● OBJECTIVE
In the entries below, find every line with "windows" and copy it.

■ ■ ■ ■ ■ ■ ■

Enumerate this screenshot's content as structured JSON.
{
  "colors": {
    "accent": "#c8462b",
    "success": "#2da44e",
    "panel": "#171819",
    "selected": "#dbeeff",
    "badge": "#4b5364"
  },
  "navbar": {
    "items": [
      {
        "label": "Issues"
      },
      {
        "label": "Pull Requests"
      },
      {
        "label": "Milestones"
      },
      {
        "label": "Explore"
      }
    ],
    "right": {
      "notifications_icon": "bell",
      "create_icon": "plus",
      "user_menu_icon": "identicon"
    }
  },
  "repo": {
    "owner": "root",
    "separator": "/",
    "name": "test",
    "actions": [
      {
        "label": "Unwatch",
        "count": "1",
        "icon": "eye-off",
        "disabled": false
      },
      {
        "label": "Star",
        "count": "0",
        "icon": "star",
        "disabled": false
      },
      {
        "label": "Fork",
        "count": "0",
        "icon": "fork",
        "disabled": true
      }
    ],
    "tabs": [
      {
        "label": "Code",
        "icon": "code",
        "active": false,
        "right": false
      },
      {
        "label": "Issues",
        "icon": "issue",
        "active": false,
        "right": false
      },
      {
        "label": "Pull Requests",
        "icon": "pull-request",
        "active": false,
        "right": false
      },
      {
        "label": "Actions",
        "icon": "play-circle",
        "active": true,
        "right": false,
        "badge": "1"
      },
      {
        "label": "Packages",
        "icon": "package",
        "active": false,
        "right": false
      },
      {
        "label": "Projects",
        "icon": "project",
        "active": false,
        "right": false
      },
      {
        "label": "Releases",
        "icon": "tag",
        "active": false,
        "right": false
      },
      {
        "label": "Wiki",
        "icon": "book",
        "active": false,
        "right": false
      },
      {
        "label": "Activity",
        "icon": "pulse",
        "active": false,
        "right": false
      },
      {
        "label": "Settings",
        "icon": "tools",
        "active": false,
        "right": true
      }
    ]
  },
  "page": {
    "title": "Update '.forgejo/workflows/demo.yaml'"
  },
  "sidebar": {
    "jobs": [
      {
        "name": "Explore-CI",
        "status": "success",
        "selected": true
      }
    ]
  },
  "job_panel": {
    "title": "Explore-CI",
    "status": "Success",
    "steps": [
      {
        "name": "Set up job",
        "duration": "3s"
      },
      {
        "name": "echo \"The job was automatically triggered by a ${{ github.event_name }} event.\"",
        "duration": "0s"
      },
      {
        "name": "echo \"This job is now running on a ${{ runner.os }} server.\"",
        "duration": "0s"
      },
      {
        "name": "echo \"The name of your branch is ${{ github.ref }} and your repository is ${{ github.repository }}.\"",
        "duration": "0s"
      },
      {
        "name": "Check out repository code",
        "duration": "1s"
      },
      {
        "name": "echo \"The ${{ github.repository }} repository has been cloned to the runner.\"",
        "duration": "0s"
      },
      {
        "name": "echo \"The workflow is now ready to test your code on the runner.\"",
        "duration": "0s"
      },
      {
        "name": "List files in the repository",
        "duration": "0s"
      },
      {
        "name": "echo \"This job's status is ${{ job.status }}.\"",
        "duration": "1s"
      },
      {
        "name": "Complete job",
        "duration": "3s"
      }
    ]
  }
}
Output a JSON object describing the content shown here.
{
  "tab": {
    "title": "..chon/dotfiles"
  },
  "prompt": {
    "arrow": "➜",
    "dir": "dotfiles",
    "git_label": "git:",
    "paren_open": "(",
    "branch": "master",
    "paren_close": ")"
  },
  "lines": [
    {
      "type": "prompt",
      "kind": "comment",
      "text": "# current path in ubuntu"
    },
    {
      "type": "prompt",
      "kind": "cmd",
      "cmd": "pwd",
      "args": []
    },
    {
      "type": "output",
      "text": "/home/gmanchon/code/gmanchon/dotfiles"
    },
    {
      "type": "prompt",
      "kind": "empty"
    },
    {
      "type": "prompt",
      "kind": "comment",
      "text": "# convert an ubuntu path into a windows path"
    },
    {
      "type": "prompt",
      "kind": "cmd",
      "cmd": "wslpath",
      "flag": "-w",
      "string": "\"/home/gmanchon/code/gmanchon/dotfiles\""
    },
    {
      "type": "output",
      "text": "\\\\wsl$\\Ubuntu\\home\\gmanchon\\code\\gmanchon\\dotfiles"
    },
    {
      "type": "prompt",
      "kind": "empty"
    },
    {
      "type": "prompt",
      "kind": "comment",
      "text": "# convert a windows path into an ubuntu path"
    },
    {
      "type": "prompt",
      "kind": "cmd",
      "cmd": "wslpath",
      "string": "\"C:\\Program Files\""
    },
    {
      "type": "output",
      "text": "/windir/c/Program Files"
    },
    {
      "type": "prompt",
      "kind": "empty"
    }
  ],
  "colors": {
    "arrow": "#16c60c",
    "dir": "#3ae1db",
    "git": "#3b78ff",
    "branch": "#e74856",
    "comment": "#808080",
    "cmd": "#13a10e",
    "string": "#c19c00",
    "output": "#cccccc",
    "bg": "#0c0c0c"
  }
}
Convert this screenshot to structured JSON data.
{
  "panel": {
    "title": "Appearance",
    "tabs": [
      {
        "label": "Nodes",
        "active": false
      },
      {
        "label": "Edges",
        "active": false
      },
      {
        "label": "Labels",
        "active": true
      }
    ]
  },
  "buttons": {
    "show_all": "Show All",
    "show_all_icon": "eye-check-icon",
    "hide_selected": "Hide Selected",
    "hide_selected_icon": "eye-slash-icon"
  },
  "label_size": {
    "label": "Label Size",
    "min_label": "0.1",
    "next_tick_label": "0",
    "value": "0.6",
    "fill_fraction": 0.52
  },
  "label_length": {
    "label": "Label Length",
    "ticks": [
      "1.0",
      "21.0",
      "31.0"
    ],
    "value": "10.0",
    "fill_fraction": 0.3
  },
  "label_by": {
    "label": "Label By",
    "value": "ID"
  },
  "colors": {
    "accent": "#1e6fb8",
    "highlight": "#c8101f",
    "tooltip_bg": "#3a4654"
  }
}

■ ■ ■ ■ ■ ■ ■

● RESPONSE FOR THIS EXERCISE
      "text": "# convert an ubuntu path into a windows path"
      "text": "# convert a windows path into an ubuntu path"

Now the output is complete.